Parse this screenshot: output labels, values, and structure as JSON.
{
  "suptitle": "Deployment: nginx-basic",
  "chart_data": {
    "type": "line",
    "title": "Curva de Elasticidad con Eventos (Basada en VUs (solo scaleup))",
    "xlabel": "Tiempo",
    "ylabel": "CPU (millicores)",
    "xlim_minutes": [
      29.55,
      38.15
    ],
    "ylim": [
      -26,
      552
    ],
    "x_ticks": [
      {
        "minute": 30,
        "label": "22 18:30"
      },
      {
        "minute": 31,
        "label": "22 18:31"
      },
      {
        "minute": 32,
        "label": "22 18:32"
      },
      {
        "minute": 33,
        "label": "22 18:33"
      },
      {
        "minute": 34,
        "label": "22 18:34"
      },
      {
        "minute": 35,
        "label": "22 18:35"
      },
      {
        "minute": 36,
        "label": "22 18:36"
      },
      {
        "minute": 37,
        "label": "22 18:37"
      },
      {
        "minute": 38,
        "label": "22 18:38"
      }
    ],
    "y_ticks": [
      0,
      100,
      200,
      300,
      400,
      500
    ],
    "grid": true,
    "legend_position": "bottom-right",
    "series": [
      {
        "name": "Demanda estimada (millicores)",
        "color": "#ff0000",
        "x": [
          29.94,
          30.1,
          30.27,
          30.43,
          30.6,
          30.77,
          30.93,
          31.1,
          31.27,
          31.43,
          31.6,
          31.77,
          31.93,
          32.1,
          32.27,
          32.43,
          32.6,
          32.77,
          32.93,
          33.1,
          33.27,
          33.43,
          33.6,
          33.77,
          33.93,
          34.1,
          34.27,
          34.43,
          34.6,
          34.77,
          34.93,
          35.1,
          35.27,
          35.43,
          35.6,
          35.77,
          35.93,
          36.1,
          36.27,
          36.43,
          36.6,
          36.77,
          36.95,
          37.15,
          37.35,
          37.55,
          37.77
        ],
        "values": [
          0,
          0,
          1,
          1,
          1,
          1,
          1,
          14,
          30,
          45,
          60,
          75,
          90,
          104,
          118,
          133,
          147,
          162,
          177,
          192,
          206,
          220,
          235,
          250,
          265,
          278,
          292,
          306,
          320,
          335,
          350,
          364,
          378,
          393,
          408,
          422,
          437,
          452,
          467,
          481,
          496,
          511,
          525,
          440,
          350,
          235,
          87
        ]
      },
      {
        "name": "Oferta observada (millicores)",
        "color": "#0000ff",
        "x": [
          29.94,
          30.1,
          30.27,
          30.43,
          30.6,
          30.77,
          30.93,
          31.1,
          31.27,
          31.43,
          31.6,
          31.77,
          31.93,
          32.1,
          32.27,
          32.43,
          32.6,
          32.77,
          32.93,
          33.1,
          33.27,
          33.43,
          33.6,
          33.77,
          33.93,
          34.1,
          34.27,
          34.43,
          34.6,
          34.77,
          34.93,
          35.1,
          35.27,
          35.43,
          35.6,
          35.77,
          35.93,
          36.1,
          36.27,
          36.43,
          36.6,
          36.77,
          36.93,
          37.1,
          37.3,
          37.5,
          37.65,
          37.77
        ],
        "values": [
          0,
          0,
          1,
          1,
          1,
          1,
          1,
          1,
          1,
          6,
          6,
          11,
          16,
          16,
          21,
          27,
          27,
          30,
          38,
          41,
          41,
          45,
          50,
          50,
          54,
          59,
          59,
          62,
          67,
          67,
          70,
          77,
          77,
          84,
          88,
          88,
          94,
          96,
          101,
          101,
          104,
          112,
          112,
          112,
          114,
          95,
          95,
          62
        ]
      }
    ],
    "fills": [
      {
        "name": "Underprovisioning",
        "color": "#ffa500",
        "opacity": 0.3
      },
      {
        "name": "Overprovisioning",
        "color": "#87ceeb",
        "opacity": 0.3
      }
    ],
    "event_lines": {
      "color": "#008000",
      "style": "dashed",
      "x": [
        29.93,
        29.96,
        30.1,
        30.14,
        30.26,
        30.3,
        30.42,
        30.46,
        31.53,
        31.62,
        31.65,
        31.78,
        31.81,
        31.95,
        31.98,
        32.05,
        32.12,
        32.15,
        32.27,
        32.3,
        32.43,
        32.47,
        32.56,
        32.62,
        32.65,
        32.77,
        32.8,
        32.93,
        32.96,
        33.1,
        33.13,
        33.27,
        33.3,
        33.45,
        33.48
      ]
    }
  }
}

■ Your task: Pull out every line of the records that includes the string "color".

■ Solved problem:
        "color": "#ff0000",
        "color": "#0000ff",
        "color": "#ffa500",
        "color": "#87ceeb",
      "color": "#008000",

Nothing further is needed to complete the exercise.